Give the data again, word for word.

-- -- --

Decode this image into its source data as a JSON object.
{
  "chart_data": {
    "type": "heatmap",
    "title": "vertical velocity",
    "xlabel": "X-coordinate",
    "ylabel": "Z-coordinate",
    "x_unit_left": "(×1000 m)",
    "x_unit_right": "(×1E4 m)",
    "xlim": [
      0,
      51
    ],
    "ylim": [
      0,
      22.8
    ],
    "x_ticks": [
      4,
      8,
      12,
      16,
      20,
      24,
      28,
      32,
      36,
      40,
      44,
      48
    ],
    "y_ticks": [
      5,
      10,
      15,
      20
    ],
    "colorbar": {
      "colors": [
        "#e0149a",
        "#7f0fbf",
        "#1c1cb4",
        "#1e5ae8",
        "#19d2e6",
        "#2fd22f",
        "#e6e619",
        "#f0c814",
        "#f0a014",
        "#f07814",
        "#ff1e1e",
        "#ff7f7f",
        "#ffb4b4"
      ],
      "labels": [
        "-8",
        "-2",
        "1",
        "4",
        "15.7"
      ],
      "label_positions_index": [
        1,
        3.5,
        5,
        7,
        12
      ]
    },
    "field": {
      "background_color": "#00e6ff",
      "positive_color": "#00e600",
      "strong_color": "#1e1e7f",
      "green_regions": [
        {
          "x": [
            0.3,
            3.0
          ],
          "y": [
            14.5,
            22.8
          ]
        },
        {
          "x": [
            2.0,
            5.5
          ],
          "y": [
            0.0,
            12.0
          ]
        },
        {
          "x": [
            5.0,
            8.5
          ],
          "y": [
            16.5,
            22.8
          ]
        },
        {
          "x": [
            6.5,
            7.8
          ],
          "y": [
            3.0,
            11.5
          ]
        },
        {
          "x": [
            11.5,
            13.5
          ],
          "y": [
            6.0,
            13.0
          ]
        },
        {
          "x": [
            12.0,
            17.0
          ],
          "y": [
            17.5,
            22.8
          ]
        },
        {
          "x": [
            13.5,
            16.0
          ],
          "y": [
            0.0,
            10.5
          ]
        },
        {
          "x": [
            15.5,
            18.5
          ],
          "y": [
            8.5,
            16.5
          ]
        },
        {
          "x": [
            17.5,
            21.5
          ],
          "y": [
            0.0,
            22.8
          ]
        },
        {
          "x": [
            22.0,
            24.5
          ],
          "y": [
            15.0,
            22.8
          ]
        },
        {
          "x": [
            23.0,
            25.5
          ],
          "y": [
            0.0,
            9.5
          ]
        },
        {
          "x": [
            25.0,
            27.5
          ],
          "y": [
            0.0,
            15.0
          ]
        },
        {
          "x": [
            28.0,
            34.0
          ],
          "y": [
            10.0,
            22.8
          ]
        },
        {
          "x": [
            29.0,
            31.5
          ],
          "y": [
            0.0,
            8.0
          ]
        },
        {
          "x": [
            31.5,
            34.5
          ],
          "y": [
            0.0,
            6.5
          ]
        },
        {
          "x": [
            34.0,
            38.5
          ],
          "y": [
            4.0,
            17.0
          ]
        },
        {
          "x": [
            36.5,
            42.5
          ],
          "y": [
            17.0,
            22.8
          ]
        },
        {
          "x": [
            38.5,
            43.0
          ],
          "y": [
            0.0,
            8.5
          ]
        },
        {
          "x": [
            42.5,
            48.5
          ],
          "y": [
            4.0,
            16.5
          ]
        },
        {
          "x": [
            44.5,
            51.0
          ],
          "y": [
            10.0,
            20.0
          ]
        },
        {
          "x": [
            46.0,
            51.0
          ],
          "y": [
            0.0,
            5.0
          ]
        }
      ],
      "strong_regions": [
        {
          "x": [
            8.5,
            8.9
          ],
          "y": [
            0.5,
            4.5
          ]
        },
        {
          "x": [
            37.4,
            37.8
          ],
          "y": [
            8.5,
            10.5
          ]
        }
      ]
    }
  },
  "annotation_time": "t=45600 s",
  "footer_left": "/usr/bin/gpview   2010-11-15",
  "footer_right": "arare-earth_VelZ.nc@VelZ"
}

-- -- --

[EXERCISE RESPONSE]:
Decode this image into its source data as a JSON object.
{
  "chart_data": {
    "type": "heatmap",
    "title": "vertical velocity",
    "xlabel": "X-coordinate",
    "ylabel": "Z-coordinate",
    "x_unit_left": "(×1000 m)",
    "x_unit_right": "(×1E4 m)",
    "xlim": [
      0,
      51
    ],
    "ylim": [
      0,
      22.8
    ],
    "x_ticks": [
      4,
      8,
      12,
      16,
      20,
      24,
      28,
      32,
      36,
      40,
      44,
      48
    ],
    "y_ticks": [
      5,
      10,
      15,
      20
    ],
    "colorbar": {
      "colors": [
        "#e0149a",
        "#7f0fbf",
        "#1c1cb4",
        "#1e5ae8",
        "#19d2e6",
        "#2fd22f",
        "#e6e619",
        "#f0c814",
        "#f0a014",
        "#f07814",
        "#ff1e1e",
        "#ff7f7f",
        "#ffb4b4"
      ],
      "labels": [
        "-8",
        "-2",
        "1",
        "4",
        "15.7"
      ],
      "label_positions_index": [
        1,
        3.5,
        5,
        7,
        12
      ]
    },
    "field": {
      "background_color": "#00e6ff",
      "positive_color": "#00e600",
      "strong_color": "#1e1e7f",
      "green_regions": [
        {
          "x": [
            0.3,
            3.0
          ],
          "y": [
            14.5,
            22.8
          ]
        },
        {
          "x": [
            2.0,
            5.5
          ],
          "y": [
            0.0,
            12.0
          ]
        },
        {
          "x": [
            5.0,
            8.5
          ],
          "y": [
            16.5,
            22.8
          ]
        },
        {
          "x": [
            6.5,
            7.8
          ],
          "y": [
            3.0,
            11.5
          ]
        },
        {
          "x": [
            11.5,
            13.5
          ],
          "y": [
            6.0,
            13.0
          ]
        },
        {
          "x": [
            12.0,
            17.0
          ],
          "y": [
            17.5,
            22.8
          ]
        },
        {
          "x": [
            13.5,
            16.0
          ],
          "y": [
            0.0,
            10.5
          ]
        },
        {
          "x": [
            15.5,
            18.5
          ],
          "y": [
            8.5,
            16.5
          ]
        },
        {
          "x": [
            17.5,
            21.5
          ],
          "y": [
            0.0,
            22.8
          ]
        },
        {
          "x": [
            22.0,
            24.5
          ],
          "y": [
            15.0,
            22.8
          ]
        },
        {
          "x": [
            23.0,
            25.5
          ],
          "y": [
            0.0,
            9.5
          ]
        },
        {
          "x": [
            25.0,
            27.5
          ],
          "y": [
            0.0,
            15.0
          ]
        },
        {
          "x": [
            28.0,
            34.0
          ],
          "y": [
            10.0,
            22.8
          ]
        },
        {
          "x": [
            29.0,
            31.5
          ],
          "y": [
            0.0,
            8.0
          ]
        },
        {
          "x": [
            31.5,
            34.5
          ],
          "y": [
            0.0,
            6.5
          ]
        },
        {
          "x": [
            34.0,
            38.5
          ],
          "y": [
            4.0,
            17.0
          ]
        },
        {
          "x": [
            36.5,
            42.5
          ],
          "y": [
            17.0,
            22.8
          ]
        },
        {
          "x": [
            38.5,
            43.0
          ],
          "y": [
            0.0,
            8.5
          ]
        },
        {
          "x": [
            42.5,
            48.5
          ],
          "y": [
            4.0,
            16.5
          ]
        },
        {
          "x": [
            44.5,
            51.0
          ],
          "y": [
            10.0,
            20.0
          ]
        },
        {
          "x": [
            46.0,
            51.0
          ],
          "y": [
            0.0,
            5.0
          ]
        }
      ],
      "strong_regions": [
        {
          "x": [
            8.5,
            8.9
          ],
          "y": [
            0.5,
            4.5
          ]
        },
        {
          "x": [
            37.4,
            37.8
          ],
          "y": [
            8.5,
            10.5
          ]
        }
      ]
    }
  },
  "annotation_time": "t=45600 s",
  "footer_left": "/usr/bin/gpview   2010-11-15",
  "footer_right": "arare-earth_VelZ.nc@VelZ"
}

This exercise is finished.